### 任務清單
A. 把文字摘錄裡的一段一字不差地抄下來,從有「黃宗潔:「我期待的動物書寫,不用以動物當主角,但可以讓讀者反思人與動物的關係。」」的地方開始,抄到「點上而不知如何繼續思考的人。」為止。
B. 根據文字摘錄,黃宗慧和黃宗潔兩位教授一共對談了幾封信?

== 文字摘錄 ==

有意識地對同伴動物投射情感已經未必是人人認同的行為,
還發展為同情寶可夢的角色或是電子寵物,可以嗎?
▲
活在城市裡的動物,是否要長得可愛才有可能被愛?
被繁殖場大量繁衍、被商業操作的討喜,
究竟是犬貓的特權,還是原罪?黃宗慧:「我的起心動念都是為了運動(做動保)。」
黃宗潔:「我期待的動物書寫,不用以動物當主角,但可以讓讀者反思人與動物的關係。」
十二道在動物研究範疇或動物保護實踐場域時常被詢問/質問的難題
▲以「對寫通信」為概念/動保姊妹黃宗慧教授、黃宗潔教授首度攜手對談的二十四封信|
每一題都有發起篇與回應篇雙向對照,適合中學至大學階段,關懷動物的人、對於動物議題好奇卻常糾結在某些點上而不知如何繼續思考的人。

===
== 資料摘錄 ==

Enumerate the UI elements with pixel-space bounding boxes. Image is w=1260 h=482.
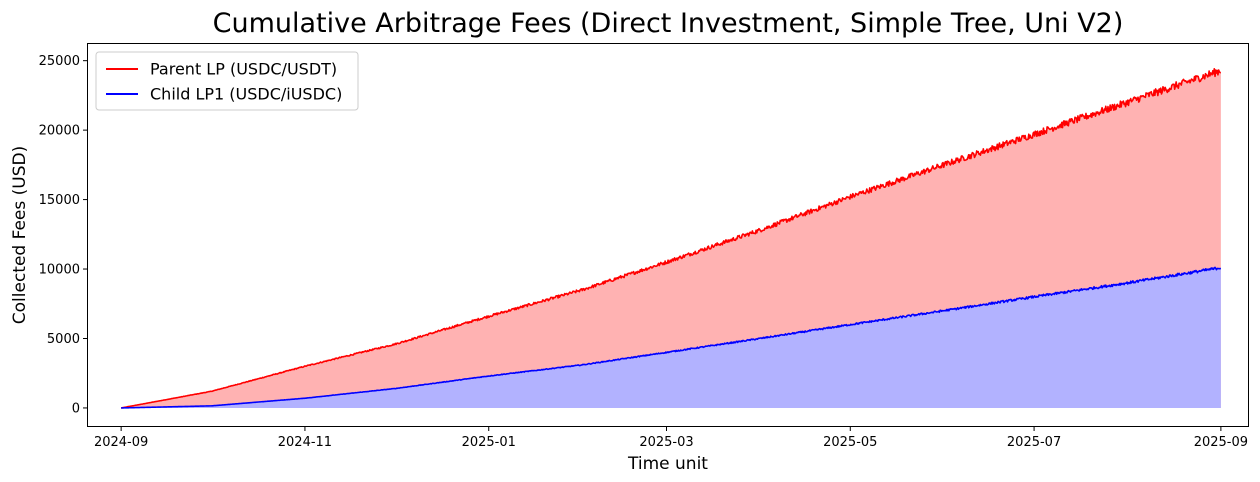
x-tick-label: 2024-11 <box>278 435 332 450</box>
y-tick-label: 0 <box>72 401 80 416</box>
x-tick-label: 2025-03 <box>639 435 693 450</box>
x-tick-label: 2025-09 <box>1194 435 1248 450</box>
series-line-1 <box>121 67 1221 409</box>
x-axis-label: Time unit <box>627 454 708 474</box>
y-tick-label: 5000 <box>47 332 80 347</box>
x-tick-label: 2025-01 <box>462 435 516 450</box>
y-tick-label: 25000 <box>39 54 80 69</box>
x-tick-label: 2024-09 <box>94 435 148 450</box>
legend-label: Child LP1 (USDC/iUSDC) <box>150 85 342 104</box>
chart-title: Cumulative Arbitrage Fees (Direct Invest… <box>213 8 1124 39</box>
area-fills <box>121 68 1221 408</box>
series-line-2 <box>121 266 1221 409</box>
legend-label: Parent LP (USDC/USDT) <box>150 60 337 79</box>
plot-frame <box>87 43 1249 427</box>
y-axis-label: Collected Fees (USD) <box>10 146 30 324</box>
series-lines <box>121 67 1221 409</box>
y-tick-label: 20000 <box>39 124 80 139</box>
x-axis: 2024-09 2024-11 2025-01 2025-03 2025-05 2025-… <box>94 426 1248 450</box>
x-tick-label: 2025-07 <box>1007 435 1061 450</box>
y-tick-label: 15000 <box>39 193 80 208</box>
legend-box <box>95 51 359 111</box>
area-fill-series-2 <box>121 267 1221 408</box>
y-tick-label: 10000 <box>39 263 80 278</box>
y-axis: 0 5000 10000 15000 20000 25000 <box>39 54 88 416</box>
x-tick-label: 2025-05 <box>823 435 877 450</box>
legend: Parent LP (USDC/USDT) Child LP1 (USDC/iUS… <box>95 51 359 111</box>
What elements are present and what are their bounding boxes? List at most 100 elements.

===

### 各題解答
A.
黃宗潔:「我期待的動物書寫,不用以動物當主角,但可以讓讀者反思人與動物的關係。」
十二道在動物研究範疇或動物保護實踐場域時常被詢問/質問的難題
▲以「對寫通信」為概念/動保姊妹黃宗慧教授、黃宗潔教授首度攜手對談的二十四封信|
每一題都有發起篇與回應篇雙向對照,適合中學至大學階段,關懷動物的人、對於動物議題好奇卻常糾結在某些點上而不知如何繼續思考的人。

B. 二十四封信。